--- begin ---
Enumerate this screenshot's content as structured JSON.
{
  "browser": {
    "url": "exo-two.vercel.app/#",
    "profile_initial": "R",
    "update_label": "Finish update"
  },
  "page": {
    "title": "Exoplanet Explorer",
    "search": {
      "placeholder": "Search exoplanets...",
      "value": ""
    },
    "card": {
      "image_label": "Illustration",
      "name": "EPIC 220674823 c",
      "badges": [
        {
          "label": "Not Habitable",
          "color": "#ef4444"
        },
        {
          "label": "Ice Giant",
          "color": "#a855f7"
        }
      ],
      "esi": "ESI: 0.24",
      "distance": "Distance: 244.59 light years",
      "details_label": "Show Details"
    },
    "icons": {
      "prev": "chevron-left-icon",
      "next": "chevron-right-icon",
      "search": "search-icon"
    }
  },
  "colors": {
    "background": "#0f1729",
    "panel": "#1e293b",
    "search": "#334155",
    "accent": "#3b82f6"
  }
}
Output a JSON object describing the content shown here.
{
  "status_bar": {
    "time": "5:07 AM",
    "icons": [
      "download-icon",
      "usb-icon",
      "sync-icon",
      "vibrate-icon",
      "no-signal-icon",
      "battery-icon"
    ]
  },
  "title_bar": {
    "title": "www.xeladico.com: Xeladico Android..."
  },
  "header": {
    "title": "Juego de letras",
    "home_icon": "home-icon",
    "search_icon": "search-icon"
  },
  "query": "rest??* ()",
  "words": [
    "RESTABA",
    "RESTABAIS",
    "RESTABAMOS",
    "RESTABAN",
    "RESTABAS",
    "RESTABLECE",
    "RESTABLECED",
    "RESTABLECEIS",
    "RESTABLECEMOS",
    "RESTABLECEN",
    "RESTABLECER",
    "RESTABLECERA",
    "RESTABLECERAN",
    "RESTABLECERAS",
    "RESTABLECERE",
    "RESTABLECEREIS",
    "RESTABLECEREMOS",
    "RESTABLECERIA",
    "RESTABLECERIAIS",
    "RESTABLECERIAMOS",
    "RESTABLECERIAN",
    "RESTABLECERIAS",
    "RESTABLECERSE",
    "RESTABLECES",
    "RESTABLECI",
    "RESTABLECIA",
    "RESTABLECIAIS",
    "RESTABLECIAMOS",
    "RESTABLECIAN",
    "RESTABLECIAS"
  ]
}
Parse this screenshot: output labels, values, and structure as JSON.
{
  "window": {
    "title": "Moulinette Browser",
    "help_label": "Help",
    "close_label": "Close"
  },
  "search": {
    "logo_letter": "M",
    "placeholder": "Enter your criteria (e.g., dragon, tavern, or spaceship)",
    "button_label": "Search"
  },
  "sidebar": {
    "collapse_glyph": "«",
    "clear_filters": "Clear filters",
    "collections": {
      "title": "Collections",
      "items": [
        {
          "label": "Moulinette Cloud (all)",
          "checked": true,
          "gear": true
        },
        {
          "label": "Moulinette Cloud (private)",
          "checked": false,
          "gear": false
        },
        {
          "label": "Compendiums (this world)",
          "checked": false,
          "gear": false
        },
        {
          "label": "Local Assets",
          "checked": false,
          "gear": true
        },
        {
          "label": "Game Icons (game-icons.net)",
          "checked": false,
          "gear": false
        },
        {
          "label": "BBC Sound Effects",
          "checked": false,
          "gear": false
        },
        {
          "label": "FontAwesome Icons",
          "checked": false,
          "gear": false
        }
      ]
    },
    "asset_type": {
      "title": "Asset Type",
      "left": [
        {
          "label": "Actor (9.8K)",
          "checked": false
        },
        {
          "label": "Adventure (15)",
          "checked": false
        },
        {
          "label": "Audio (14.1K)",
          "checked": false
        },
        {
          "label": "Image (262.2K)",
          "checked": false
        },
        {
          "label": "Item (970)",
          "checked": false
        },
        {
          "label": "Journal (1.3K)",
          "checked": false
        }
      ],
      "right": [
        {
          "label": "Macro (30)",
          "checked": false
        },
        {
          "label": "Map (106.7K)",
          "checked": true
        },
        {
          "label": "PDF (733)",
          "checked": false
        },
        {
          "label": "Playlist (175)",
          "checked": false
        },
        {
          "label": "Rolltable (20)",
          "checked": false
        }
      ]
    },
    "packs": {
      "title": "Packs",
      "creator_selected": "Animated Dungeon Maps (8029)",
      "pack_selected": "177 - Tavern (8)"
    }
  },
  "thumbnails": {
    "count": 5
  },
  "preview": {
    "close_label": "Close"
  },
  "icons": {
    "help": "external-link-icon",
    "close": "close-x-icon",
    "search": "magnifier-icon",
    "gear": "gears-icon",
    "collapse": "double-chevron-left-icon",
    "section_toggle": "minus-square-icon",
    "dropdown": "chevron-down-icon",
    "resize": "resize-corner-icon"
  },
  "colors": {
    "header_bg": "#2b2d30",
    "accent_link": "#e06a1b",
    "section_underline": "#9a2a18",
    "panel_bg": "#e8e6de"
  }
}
--- end ---
**Stated problem:**
Reproduce the entries above exactly.

**Answer below:**
Enumerate this screenshot's content as structured JSON.
{
  "browser": {
    "url": "exo-two.vercel.app/#",
    "profile_initial": "R",
    "update_label": "Finish update"
  },
  "page": {
    "title": "Exoplanet Explorer",
    "search": {
      "placeholder": "Search exoplanets...",
      "value": ""
    },
    "card": {
      "image_label": "Illustration",
      "name": "EPIC 220674823 c",
      "badges": [
        {
          "label": "Not Habitable",
          "color": "#ef4444"
        },
        {
          "label": "Ice Giant",
          "color": "#a855f7"
        }
      ],
      "esi": "ESI: 0.24",
      "distance": "Distance: 244.59 light years",
      "details_label": "Show Details"
    },
    "icons": {
      "prev": "chevron-left-icon",
      "next": "chevron-right-icon",
      "search": "search-icon"
    }
  },
  "colors": {
    "background": "#0f1729",
    "panel": "#1e293b",
    "search": "#334155",
    "accent": "#3b82f6"
  }
}
Output a JSON object describing the content shown here.
{
  "status_bar": {
    "time": "5:07 AM",
    "icons": [
      "download-icon",
      "usb-icon",
      "sync-icon",
      "vibrate-icon",
      "no-signal-icon",
      "battery-icon"
    ]
  },
  "title_bar": {
    "title": "www.xeladico.com: Xeladico Android..."
  },
  "header": {
    "title": "Juego de letras",
    "home_icon": "home-icon",
    "search_icon": "search-icon"
  },
  "query": "rest??* ()",
  "words": [
    "RESTABA",
    "RESTABAIS",
    "RESTABAMOS",
    "RESTABAN",
    "RESTABAS",
    "RESTABLECE",
    "RESTABLECED",
    "RESTABLECEIS",
    "RESTABLECEMOS",
    "RESTABLECEN",
    "RESTABLECER",
    "RESTABLECERA",
    "RESTABLECERAN",
    "RESTABLECERAS",
    "RESTABLECERE",
    "RESTABLECEREIS",
    "RESTABLECEREMOS",
    "RESTABLECERIA",
    "RESTABLECERIAIS",
    "RESTABLECERIAMOS",
    "RESTABLECERIAN",
    "RESTABLECERIAS",
    "RESTABLECERSE",
    "RESTABLECES",
    "RESTABLECI",
    "RESTABLECIA",
    "RESTABLECIAIS",
    "RESTABLECIAMOS",
    "RESTABLECIAN",
    "RESTABLECIAS"
  ]
}
Parse this screenshot: output labels, values, and structure as JSON.
{
  "window": {
    "title": "Moulinette Browser",
    "help_label": "Help",
    "close_label": "Close"
  },
  "search": {
    "logo_letter": "M",
    "placeholder": "Enter your criteria (e.g., dragon, tavern, or spaceship)",
    "button_label": "Search"
  },
  "sidebar": {
    "collapse_glyph": "«",
    "clear_filters": "Clear filters",
    "collections": {
      "title": "Collections",
      "items": [
        {
          "label": "Moulinette Cloud (all)",
          "checked": true,
          "gear": true
        },
        {
          "label": "Moulinette Cloud (private)",
          "checked": false,
          "gear": false
        },
        {
          "label": "Compendiums (this world)",
          "checked": false,
          "gear": false
        },
        {
          "label": "Local Assets",
          "checked": false,
          "gear": true
        },
        {
          "label": "Game Icons (game-icons.net)",
          "checked": false,
          "gear": false
        },
        {
          "label": "BBC Sound Effects",
          "checked": false,
          "gear": false
        },
        {
          "label": "FontAwesome Icons",
          "checked": false,
          "gear": false
        }
      ]
    },
    "asset_type": {
      "title": "Asset Type",
      "left": [
        {
          "label": "Actor (9.8K)",
          "checked": false
        },
        {
          "label": "Adventure (15)",
          "checked": false
        },
        {
          "label": "Audio (14.1K)",
          "checked": false
        },
        {
          "label": "Image (262.2K)",
          "checked": false
        },
        {
          "label": "Item (970)",
          "checked": false
        },
        {
          "label": "Journal (1.3K)",
          "checked": false
        }
      ],
      "right": [
        {
          "label": "Macro (30)",
          "checked": false
        },
        {
          "label": "Map (106.7K)",
          "checked": true
        },
        {
          "label": "PDF (733)",
          "checked": false
        },
        {
          "label": "Playlist (175)",
          "checked": false
        },
        {
          "label": "Rolltable (20)",
          "checked": false
        }
      ]
    },
    "packs": {
      "title": "Packs",
      "creator_selected": "Animated Dungeon Maps (8029)",
      "pack_selected": "177 - Tavern (8)"
    }
  },
  "thumbnails": {
    "count": 5
  },
  "preview": {
    "close_label": "Close"
  },
  "icons": {
    "help": "external-link-icon",
    "close": "close-x-icon",
    "search": "magnifier-icon",
    "gear": "gears-icon",
    "collapse": "double-chevron-left-icon",
    "section_toggle": "minus-square-icon",
    "dropdown": "chevron-down-icon",
    "resize": "resize-corner-icon"
  },
  "colors": {
    "header_bg": "#2b2d30",
    "accent_link": "#e06a1b",
    "section_underline": "#9a2a18",
    "panel_bg": "#e8e6de"
  }
}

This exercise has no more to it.